◆ **EXERCISE DETAILS**: How many lines of the material below contain the string "Tagihan"? Answer with the number and nothing else.

◆ **RECORDS FOR THIS TASK**:

- - -

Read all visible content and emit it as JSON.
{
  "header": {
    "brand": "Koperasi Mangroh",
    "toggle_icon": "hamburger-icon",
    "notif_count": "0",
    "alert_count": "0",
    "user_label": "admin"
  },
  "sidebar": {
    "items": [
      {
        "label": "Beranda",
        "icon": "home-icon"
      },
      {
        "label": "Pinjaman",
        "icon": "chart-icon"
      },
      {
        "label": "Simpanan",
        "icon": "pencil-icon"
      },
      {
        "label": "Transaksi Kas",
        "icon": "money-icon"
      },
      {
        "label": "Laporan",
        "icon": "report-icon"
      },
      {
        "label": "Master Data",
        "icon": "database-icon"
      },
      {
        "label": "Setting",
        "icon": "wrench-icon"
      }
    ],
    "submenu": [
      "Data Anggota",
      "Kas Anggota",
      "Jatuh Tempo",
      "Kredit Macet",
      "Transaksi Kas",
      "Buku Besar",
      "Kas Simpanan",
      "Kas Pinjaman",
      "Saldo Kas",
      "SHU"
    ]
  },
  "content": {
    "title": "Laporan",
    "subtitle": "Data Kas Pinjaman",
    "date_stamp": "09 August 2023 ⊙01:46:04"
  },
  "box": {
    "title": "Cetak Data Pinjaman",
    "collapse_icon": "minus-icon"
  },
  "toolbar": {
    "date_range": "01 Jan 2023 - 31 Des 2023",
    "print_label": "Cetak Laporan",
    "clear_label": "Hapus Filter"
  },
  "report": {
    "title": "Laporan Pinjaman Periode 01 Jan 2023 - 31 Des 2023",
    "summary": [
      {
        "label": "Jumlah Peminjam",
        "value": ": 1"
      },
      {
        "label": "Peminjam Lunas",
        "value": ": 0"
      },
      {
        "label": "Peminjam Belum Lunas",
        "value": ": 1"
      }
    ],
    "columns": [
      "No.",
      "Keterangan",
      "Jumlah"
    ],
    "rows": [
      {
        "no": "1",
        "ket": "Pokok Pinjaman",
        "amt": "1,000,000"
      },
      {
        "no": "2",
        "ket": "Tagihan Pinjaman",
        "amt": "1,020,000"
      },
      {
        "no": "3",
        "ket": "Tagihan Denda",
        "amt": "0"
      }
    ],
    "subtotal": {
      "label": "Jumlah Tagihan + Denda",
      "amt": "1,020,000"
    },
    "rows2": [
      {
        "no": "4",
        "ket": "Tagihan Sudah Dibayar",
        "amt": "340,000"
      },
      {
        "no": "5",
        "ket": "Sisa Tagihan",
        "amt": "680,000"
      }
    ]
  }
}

- - -

◆ **SOLUTION FOR THIS TASK**: 5